*What to work on*. Write each record again exactly as it stands.

--- START Supplied entries ---

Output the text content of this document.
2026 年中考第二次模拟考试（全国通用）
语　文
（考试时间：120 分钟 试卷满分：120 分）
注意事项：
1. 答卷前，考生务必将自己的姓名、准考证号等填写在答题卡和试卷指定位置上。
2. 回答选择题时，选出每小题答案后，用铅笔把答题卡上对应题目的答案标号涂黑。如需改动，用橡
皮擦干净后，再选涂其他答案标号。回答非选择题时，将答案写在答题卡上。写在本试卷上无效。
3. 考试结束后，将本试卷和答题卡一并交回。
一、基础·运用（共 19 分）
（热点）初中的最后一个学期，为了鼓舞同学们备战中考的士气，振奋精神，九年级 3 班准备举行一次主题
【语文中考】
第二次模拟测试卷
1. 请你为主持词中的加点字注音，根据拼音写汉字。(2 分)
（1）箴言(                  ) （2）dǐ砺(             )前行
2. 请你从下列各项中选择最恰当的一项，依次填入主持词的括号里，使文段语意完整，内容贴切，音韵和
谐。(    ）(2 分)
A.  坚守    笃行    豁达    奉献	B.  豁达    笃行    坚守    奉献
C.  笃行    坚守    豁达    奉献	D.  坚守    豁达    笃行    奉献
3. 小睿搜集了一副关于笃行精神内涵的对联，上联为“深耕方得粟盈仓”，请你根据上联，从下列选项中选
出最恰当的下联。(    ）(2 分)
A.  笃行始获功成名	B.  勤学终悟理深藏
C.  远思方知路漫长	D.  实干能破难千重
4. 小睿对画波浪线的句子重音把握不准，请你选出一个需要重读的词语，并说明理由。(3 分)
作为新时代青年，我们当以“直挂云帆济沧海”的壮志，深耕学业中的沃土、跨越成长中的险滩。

--- END Supplied entries ---

*Finished exercise*.
Output the text content of this document.
2026 年中考第二次模拟考试（全国通用）
语　文
（考试时间：120 分钟 试卷满分：120 分）
注意事项：
1. 答卷前，考生务必将自己的姓名、准考证号等填写在答题卡和试卷指定位置上。
2. 回答选择题时，选出每小题答案后，用铅笔把答题卡上对应题目的答案标号涂黑。如需改动，用橡
皮擦干净后，再选涂其他答案标号。回答非选择题时，将答案写在答题卡上。写在本试卷上无效。
3. 考试结束后，将本试卷和答题卡一并交回。
一、基础·运用（共 19 分）
（热点）初中的最后一个学期，为了鼓舞同学们备战中考的士气，振奋精神，九年级 3 班准备举行一次主题
【语文中考】
第二次模拟测试卷
1. 请你为主持词中的加点字注音，根据拼音写汉字。(2 分)
（1）箴言(                  ) （2）dǐ砺(             )前行
2. 请你从下列各项中选择最恰当的一项，依次填入主持词的括号里，使文段语意完整，内容贴切，音韵和
谐。(    ）(2 分)
A.  坚守    笃行    豁达    奉献	B.  豁达    笃行    坚守    奉献
C.  笃行    坚守    豁达    奉献	D.  坚守    豁达    笃行    奉献
3. 小睿搜集了一副关于笃行精神内涵的对联，上联为“深耕方得粟盈仓”，请你根据上联，从下列选项中选
出最恰当的下联。(    ）(2 分)
A.  笃行始获功成名	B.  勤学终悟理深藏
C.  远思方知路漫长	D.  实干能破难千重
4. 小睿对画波浪线的句子重音把握不准，请你选出一个需要重读的词语，并说明理由。(3 分)
作为新时代青年，我们当以“直挂云帆济沧海”的壮志，深耕学业中的沃土、跨越成长中的险滩。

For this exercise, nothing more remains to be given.